_EXERCISE TASK_
Return the full material exactly.
========
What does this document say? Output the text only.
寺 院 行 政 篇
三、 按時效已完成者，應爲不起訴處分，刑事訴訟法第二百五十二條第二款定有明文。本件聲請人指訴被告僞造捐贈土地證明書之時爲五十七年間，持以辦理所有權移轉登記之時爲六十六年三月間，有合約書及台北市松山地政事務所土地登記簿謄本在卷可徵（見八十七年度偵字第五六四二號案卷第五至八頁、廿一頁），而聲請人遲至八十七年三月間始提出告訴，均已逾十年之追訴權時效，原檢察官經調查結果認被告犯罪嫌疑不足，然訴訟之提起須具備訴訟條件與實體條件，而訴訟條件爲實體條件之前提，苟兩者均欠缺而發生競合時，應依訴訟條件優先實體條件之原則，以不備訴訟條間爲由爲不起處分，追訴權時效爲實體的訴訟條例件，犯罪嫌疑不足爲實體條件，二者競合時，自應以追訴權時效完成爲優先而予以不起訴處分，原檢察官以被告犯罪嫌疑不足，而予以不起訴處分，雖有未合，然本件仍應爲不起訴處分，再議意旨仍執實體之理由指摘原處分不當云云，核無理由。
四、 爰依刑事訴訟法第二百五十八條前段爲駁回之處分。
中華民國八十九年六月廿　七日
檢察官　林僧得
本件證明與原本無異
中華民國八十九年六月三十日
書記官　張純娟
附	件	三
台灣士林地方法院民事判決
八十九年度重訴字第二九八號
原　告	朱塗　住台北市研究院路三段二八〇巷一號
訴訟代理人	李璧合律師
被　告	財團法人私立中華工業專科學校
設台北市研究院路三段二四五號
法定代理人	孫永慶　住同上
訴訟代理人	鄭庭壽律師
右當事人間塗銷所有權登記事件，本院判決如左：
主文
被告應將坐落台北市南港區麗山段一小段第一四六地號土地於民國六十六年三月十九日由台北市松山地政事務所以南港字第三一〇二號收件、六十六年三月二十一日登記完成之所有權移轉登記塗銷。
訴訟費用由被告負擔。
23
========
_WRITTEN REPLY_
What does this document say? Output the text only.
寺 院 行 政 篇
三、 按時效已完成者，應爲不起訴處分，刑事訴訟法第二百五十二條第二款定有明文。本件聲請人指訴被告僞造捐贈土地證明書之時爲五十七年間，持以辦理所有權移轉登記之時爲六十六年三月間，有合約書及台北市松山地政事務所土地登記簿謄本在卷可徵（見八十七年度偵字第五六四二號案卷第五至八頁、廿一頁），而聲請人遲至八十七年三月間始提出告訴，均已逾十年之追訴權時效，原檢察官經調查結果認被告犯罪嫌疑不足，然訴訟之提起須具備訴訟條件與實體條件，而訴訟條件爲實體條件之前提，苟兩者均欠缺而發生競合時，應依訴訟條件優先實體條件之原則，以不備訴訟條間爲由爲不起處分，追訴權時效爲實體的訴訟條例件，犯罪嫌疑不足爲實體條件，二者競合時，自應以追訴權時效完成爲優先而予以不起訴處分，原檢察官以被告犯罪嫌疑不足，而予以不起訴處分，雖有未合，然本件仍應爲不起訴處分，再議意旨仍執實體之理由指摘原處分不當云云，核無理由。
四、 爰依刑事訴訟法第二百五十八條前段爲駁回之處分。
中華民國八十九年六月廿　七日
檢察官　林僧得
本件證明與原本無異
中華民國八十九年六月三十日
書記官　張純娟
附	件	三
台灣士林地方法院民事判決
八十九年度重訴字第二九八號
原　告	朱塗　住台北市研究院路三段二八〇巷一號
訴訟代理人	李璧合律師
被　告	財團法人私立中華工業專科學校
設台北市研究院路三段二四五號
法定代理人	孫永慶　住同上
訴訟代理人	鄭庭壽律師
右當事人間塗銷所有權登記事件，本院判決如左：
主文
被告應將坐落台北市南港區麗山段一小段第一四六地號土地於民國六十六年三月十九日由台北市松山地政事務所以南港字第三一〇二號收件、六十六年三月二十一日登記完成之所有權移轉登記塗銷。
訴訟費用由被告負擔。
23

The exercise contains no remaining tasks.